_Raw data_
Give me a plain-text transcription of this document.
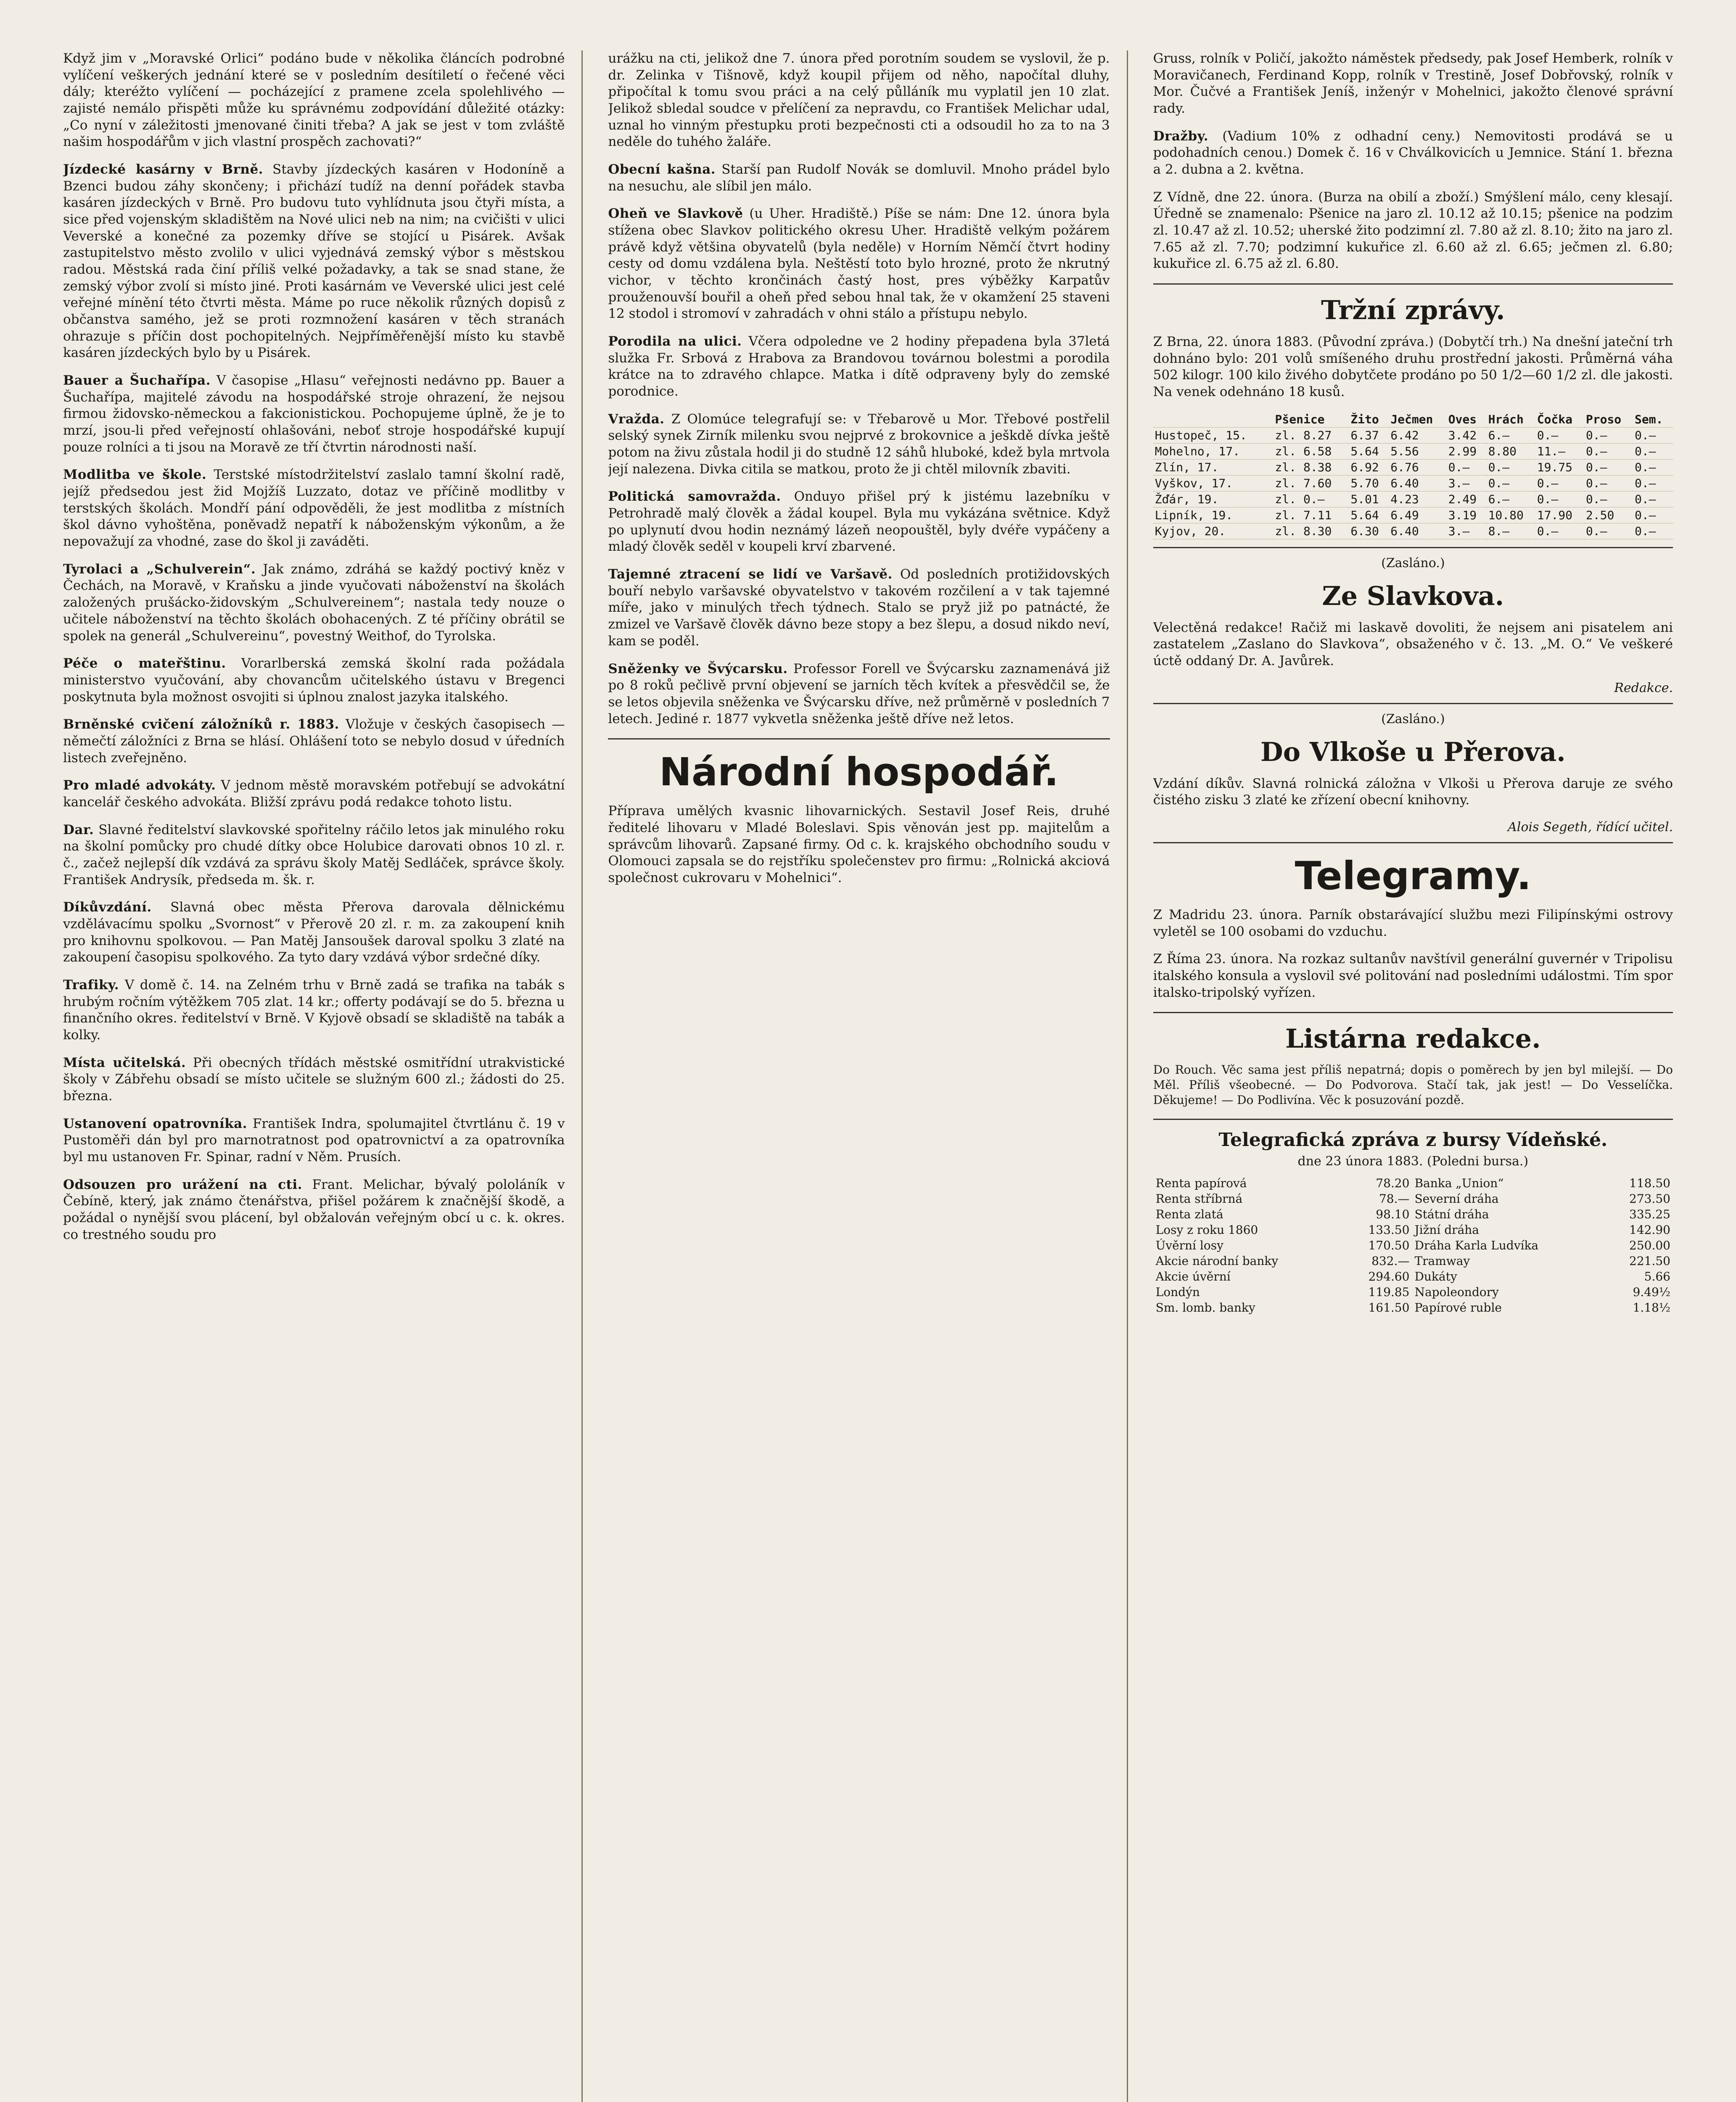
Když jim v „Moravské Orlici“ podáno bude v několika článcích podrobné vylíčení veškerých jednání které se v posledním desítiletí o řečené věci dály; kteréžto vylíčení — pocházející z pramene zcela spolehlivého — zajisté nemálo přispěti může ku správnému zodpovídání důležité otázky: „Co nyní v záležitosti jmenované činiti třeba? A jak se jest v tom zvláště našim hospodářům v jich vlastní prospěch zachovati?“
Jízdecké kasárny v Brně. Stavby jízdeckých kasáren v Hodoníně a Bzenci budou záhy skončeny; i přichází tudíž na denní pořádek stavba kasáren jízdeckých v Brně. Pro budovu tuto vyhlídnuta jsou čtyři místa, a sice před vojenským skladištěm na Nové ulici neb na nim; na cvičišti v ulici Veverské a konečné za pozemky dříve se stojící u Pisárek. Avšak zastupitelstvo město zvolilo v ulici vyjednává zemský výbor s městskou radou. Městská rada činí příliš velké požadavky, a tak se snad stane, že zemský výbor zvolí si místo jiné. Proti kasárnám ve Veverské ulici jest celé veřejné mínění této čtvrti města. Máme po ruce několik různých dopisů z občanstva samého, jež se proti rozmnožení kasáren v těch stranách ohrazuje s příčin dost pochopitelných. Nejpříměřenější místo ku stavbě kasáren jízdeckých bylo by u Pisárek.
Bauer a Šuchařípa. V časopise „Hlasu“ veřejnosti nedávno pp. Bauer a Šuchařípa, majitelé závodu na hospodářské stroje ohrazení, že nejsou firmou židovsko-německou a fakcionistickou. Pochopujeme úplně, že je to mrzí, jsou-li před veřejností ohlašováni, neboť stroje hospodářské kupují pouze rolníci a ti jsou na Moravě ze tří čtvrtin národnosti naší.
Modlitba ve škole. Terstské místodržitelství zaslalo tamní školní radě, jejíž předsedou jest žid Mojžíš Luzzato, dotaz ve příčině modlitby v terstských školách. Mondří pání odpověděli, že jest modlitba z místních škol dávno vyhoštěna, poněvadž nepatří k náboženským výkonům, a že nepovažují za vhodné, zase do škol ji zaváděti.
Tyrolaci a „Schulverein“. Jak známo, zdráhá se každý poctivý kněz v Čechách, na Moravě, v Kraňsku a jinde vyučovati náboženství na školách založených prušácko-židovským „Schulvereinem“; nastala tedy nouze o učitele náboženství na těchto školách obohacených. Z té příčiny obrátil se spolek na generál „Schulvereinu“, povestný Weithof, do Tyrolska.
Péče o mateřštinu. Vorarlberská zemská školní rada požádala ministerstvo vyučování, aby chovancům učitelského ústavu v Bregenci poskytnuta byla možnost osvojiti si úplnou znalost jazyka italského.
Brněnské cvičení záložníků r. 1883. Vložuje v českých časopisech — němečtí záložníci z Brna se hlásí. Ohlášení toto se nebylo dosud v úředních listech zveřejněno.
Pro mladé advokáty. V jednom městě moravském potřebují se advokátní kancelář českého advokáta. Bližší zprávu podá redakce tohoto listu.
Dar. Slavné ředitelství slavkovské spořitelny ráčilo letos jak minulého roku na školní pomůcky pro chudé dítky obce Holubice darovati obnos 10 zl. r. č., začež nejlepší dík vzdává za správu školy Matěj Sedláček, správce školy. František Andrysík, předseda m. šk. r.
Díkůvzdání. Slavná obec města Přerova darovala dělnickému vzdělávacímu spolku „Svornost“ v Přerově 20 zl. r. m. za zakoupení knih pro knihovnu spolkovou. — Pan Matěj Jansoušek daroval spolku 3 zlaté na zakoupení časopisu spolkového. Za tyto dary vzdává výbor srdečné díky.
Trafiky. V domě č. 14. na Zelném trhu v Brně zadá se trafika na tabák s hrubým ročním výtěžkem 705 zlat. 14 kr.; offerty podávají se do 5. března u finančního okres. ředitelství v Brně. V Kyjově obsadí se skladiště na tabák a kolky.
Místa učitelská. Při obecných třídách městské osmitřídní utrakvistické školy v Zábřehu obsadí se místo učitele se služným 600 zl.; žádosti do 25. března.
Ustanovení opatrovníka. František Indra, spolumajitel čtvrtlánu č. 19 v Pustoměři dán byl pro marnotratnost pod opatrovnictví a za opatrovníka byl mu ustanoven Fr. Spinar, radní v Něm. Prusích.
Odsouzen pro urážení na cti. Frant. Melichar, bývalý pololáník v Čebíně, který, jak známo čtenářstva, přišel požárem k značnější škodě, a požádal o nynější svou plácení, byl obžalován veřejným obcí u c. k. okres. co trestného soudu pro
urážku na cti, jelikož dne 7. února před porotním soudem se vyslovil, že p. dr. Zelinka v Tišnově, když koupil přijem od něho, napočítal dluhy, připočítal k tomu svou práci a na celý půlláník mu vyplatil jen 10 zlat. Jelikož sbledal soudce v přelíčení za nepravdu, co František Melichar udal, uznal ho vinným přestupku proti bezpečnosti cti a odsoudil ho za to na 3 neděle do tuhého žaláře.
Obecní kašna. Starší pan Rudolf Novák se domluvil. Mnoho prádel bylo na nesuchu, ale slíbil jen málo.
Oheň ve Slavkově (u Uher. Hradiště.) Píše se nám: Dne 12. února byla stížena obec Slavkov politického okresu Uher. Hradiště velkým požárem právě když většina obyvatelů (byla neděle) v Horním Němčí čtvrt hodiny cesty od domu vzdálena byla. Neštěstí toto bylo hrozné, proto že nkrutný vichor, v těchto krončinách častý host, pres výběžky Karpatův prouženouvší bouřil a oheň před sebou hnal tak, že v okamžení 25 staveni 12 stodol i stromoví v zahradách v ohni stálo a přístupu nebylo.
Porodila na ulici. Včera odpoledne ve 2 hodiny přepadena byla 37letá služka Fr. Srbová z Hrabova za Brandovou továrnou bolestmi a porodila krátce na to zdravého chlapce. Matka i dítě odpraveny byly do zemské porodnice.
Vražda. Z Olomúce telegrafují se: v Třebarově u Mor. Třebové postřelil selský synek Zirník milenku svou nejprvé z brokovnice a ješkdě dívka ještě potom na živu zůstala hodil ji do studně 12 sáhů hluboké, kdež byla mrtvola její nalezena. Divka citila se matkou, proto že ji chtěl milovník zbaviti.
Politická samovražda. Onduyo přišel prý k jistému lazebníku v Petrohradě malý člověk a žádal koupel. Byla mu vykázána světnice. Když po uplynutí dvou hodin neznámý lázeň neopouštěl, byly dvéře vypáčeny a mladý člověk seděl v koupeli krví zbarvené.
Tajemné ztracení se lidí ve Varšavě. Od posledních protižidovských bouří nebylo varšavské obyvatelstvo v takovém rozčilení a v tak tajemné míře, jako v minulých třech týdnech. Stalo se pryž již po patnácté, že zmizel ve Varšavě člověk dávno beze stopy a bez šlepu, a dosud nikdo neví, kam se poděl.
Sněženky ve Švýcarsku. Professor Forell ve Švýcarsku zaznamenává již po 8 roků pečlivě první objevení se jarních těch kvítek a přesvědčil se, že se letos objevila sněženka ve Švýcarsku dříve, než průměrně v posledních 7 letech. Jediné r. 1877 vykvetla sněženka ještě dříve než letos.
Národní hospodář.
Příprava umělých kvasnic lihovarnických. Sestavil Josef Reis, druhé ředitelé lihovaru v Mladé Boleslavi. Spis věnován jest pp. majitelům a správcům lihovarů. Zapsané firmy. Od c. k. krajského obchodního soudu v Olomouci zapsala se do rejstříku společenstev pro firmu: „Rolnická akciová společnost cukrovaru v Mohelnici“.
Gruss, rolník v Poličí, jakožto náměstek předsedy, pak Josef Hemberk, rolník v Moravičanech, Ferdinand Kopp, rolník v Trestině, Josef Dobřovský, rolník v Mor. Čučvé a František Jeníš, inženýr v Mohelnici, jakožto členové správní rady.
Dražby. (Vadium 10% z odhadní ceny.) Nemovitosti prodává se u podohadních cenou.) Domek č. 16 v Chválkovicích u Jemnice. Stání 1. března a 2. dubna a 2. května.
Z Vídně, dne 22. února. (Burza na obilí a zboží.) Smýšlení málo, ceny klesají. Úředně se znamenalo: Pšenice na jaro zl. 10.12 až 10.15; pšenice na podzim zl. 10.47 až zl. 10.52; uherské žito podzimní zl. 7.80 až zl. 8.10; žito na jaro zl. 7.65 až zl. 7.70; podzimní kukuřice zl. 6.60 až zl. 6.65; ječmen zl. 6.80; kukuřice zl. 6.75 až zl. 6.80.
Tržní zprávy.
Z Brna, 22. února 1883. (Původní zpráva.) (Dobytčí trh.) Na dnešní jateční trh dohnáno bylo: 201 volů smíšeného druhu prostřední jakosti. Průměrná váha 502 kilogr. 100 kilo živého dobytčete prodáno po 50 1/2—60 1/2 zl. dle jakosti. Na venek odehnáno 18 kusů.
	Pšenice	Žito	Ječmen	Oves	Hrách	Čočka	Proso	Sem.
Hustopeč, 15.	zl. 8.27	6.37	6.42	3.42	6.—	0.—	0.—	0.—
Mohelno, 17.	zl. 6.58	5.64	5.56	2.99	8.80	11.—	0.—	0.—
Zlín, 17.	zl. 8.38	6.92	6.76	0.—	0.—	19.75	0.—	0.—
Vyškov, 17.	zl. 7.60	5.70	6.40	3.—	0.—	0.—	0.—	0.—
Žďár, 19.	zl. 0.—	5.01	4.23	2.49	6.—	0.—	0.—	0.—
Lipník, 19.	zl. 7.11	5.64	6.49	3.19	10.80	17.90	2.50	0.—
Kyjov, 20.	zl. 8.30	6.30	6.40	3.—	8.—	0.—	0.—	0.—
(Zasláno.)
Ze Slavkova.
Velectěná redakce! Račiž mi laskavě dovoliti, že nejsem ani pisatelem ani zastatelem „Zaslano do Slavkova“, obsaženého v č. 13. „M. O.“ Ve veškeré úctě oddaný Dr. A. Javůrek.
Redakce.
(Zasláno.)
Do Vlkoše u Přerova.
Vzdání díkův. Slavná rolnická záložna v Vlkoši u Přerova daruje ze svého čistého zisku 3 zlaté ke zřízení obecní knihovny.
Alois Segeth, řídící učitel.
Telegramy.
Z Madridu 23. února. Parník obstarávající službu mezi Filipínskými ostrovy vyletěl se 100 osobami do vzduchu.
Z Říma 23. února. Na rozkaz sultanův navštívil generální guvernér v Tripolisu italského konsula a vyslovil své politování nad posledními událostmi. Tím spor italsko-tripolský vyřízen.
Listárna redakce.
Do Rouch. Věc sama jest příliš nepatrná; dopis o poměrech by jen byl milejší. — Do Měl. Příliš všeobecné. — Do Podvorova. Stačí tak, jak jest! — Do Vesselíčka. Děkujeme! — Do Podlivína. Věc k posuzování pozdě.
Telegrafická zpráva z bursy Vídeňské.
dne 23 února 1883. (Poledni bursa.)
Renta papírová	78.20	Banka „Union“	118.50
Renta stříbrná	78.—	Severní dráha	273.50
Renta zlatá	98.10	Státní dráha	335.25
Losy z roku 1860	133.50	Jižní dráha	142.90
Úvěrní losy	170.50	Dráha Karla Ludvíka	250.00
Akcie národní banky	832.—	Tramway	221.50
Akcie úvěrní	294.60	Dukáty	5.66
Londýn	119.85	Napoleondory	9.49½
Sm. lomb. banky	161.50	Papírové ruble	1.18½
--
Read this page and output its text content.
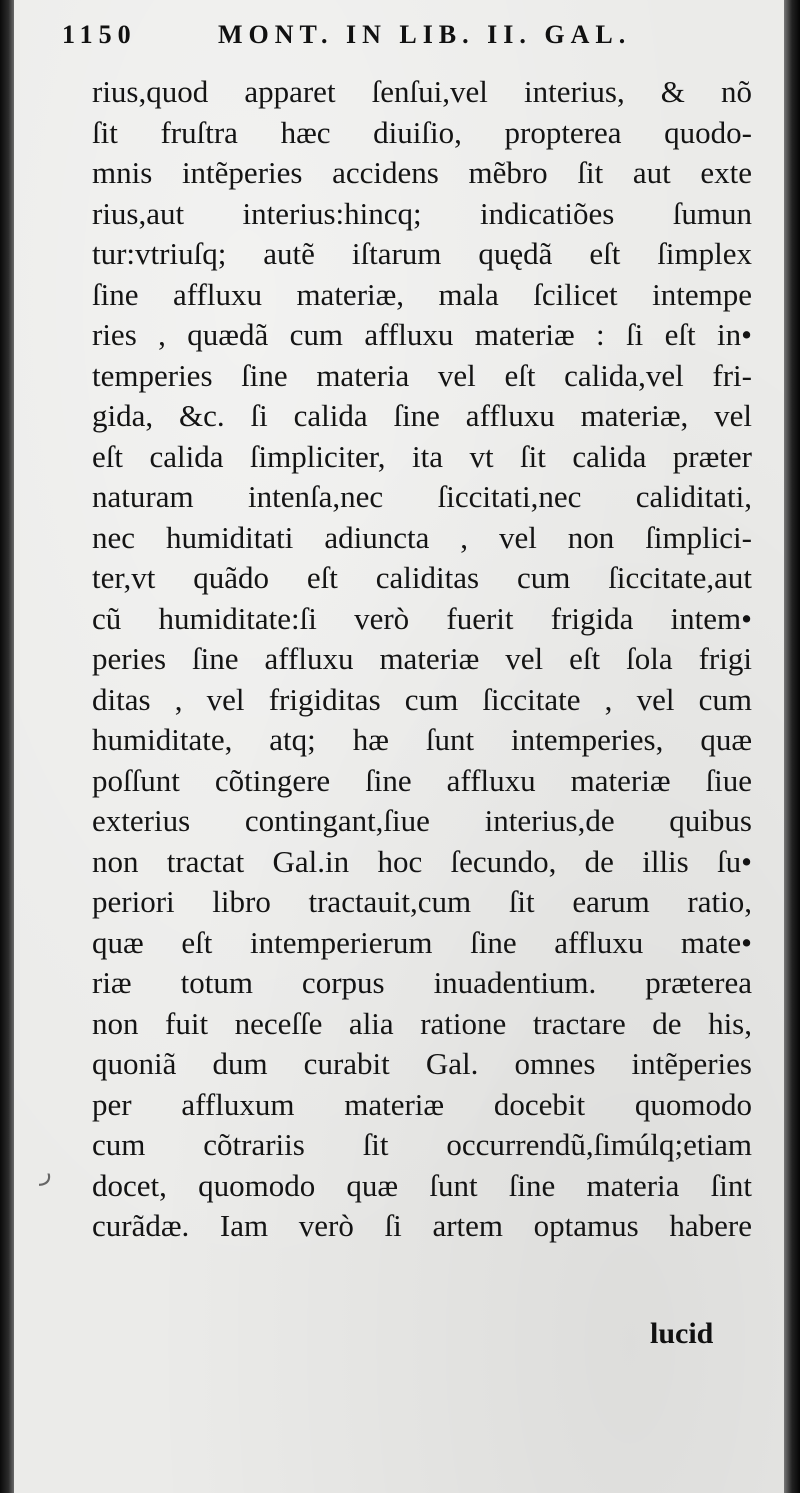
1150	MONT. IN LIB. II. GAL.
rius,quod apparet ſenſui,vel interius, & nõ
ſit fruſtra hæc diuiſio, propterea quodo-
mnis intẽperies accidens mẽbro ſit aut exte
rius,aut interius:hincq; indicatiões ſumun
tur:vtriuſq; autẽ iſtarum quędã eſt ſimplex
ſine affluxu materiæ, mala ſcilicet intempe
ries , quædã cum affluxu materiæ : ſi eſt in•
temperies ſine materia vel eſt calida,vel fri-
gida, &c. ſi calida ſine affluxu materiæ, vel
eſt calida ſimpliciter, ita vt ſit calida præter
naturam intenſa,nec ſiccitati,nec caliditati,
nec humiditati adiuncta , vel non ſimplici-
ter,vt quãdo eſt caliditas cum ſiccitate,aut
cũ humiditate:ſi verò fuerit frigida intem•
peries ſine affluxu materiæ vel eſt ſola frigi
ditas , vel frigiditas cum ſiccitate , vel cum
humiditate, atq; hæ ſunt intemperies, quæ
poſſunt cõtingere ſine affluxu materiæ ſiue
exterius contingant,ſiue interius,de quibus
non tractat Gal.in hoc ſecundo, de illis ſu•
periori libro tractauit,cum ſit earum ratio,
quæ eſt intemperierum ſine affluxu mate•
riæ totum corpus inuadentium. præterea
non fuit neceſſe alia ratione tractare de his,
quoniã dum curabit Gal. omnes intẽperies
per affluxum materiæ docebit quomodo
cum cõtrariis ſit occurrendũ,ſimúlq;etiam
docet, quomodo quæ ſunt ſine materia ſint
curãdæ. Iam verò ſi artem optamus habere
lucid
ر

_Problem to solve_
Filter the records for lines holding the string "banky". Copy each one.

_Result of this task_
Akcie národní banky	832.—	Tramway	221.50
Sm. lomb. banky	161.50	Papírové ruble	1.18½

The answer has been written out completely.